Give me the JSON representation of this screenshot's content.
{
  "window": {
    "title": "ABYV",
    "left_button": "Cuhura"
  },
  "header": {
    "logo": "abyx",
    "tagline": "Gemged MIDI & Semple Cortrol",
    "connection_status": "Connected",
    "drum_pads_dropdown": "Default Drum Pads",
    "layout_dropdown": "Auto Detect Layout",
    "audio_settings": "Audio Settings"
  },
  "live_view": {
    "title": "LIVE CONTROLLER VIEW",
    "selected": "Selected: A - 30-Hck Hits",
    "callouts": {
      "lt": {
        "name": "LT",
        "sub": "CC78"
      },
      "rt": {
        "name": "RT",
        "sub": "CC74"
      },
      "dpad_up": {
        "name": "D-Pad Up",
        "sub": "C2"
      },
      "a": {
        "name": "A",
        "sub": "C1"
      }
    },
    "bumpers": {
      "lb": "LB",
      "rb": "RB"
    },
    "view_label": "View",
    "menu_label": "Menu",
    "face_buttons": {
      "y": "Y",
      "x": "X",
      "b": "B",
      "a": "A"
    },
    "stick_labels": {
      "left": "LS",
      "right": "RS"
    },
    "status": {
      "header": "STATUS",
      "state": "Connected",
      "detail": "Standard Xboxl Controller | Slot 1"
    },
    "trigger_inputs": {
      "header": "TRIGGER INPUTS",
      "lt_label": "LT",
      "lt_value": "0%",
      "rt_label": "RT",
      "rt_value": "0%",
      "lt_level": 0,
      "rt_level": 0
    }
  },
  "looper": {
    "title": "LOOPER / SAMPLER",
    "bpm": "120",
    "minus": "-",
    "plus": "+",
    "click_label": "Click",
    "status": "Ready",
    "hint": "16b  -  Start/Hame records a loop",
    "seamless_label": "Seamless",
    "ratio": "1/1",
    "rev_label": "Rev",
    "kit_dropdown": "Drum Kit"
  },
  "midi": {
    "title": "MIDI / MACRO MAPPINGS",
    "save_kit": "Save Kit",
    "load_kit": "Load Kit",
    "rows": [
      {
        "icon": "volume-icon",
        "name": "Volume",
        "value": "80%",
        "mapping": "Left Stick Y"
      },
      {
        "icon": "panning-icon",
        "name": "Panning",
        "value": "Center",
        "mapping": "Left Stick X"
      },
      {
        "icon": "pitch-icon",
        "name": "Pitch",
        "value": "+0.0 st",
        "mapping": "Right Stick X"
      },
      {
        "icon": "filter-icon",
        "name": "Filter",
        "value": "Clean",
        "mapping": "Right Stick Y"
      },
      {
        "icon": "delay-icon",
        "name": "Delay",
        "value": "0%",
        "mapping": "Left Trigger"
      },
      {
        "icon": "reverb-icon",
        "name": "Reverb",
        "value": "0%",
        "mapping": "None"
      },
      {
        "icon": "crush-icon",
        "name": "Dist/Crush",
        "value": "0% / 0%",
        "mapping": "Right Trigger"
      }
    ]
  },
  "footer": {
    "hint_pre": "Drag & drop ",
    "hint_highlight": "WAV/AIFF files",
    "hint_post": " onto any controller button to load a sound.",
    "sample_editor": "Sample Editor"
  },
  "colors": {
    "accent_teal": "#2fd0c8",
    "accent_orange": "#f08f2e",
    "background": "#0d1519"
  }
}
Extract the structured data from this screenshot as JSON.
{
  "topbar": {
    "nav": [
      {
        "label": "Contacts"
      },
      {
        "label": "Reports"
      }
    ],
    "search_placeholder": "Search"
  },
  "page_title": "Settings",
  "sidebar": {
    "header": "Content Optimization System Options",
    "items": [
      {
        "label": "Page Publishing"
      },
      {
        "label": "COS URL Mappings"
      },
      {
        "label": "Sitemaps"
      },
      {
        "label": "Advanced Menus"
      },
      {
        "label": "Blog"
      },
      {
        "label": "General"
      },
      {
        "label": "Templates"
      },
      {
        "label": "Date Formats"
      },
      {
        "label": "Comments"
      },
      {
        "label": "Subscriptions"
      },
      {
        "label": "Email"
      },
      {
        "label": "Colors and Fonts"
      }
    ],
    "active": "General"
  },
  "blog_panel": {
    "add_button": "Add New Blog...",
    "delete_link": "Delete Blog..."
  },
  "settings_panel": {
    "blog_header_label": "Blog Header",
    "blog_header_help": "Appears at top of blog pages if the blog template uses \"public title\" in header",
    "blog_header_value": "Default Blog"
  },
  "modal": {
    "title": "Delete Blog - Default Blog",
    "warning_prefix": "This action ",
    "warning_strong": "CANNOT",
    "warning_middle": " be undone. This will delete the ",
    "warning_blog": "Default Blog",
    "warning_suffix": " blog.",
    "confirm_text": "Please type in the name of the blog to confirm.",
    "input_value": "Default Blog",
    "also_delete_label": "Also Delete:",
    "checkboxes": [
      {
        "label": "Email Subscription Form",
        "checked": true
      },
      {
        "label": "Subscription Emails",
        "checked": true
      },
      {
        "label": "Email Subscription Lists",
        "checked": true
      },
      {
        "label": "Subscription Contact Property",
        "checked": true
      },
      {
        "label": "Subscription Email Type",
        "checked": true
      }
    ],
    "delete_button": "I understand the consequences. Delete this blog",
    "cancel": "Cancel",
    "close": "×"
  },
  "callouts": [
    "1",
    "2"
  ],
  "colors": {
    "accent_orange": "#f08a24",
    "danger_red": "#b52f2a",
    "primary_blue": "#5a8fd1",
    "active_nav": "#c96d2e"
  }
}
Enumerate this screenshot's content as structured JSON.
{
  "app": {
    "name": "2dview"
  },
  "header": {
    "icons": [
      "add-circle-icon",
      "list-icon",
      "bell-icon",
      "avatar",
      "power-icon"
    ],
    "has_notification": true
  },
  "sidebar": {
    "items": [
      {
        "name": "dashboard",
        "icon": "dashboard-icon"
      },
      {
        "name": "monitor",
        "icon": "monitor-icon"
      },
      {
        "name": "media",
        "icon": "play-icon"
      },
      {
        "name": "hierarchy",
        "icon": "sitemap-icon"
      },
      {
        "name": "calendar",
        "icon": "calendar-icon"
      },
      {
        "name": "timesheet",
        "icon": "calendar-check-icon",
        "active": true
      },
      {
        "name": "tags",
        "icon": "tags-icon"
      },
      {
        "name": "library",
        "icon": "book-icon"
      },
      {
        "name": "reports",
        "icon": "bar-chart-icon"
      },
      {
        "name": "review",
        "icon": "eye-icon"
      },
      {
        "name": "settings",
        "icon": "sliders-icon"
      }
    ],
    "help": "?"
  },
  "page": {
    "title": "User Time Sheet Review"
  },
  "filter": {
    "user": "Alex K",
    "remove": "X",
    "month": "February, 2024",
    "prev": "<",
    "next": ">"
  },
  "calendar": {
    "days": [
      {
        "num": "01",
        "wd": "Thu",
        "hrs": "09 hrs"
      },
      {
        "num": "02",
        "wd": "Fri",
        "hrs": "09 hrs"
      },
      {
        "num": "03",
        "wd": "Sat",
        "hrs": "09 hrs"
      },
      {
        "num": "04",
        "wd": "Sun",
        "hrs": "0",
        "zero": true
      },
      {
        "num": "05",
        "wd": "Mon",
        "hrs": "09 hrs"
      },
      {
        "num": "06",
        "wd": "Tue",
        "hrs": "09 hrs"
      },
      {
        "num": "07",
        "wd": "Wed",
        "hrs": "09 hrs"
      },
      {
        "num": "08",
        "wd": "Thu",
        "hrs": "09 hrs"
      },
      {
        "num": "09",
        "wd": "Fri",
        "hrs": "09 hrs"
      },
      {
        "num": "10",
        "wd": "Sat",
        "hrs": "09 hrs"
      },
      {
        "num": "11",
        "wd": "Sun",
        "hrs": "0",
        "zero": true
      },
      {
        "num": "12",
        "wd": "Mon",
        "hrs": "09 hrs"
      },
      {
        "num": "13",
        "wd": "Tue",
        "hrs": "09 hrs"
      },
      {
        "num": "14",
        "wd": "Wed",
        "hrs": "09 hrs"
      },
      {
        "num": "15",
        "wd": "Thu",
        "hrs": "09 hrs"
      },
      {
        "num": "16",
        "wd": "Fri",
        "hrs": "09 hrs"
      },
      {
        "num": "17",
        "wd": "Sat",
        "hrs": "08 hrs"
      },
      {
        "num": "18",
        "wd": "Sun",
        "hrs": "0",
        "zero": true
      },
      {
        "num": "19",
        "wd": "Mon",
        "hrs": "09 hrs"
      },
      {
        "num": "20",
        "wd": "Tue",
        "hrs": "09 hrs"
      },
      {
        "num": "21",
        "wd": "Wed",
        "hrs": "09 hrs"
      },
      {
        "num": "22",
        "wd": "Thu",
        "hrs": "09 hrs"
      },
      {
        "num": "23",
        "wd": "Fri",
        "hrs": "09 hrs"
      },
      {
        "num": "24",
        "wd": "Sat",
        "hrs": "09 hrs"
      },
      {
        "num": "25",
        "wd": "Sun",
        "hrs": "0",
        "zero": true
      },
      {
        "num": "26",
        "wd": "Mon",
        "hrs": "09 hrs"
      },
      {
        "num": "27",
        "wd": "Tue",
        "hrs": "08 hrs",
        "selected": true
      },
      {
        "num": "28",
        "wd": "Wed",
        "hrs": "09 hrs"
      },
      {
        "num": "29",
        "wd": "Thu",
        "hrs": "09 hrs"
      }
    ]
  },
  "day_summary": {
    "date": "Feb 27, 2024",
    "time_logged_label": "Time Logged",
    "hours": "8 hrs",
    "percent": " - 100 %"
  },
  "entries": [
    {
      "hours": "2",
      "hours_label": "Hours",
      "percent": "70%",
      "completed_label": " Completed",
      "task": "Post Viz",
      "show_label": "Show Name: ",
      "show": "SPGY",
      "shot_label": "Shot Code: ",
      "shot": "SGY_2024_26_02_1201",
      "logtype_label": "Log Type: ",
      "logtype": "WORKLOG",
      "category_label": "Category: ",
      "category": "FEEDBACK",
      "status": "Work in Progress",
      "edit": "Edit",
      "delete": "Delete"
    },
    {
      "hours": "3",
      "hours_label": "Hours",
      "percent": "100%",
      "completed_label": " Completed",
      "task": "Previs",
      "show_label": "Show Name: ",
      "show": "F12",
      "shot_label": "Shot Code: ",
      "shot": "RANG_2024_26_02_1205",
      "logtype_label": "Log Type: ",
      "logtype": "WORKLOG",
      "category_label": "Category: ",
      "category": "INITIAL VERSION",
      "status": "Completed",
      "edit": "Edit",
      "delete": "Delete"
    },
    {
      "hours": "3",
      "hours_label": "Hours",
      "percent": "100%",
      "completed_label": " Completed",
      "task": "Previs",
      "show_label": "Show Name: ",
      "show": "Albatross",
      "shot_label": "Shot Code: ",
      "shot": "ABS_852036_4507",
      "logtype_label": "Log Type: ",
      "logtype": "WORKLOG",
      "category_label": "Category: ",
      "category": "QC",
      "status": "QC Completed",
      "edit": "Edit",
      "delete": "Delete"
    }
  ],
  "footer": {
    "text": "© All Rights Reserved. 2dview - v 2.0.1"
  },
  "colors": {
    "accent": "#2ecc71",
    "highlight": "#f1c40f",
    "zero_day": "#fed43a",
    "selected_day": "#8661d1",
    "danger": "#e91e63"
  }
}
---+---
◆ Exercise task ◆
Find the word "Connected" in the entries above and gather every line that holds it.

◆ Solution to the exercise ◆
    "connection_status": "Connected",
      "state": "Connected",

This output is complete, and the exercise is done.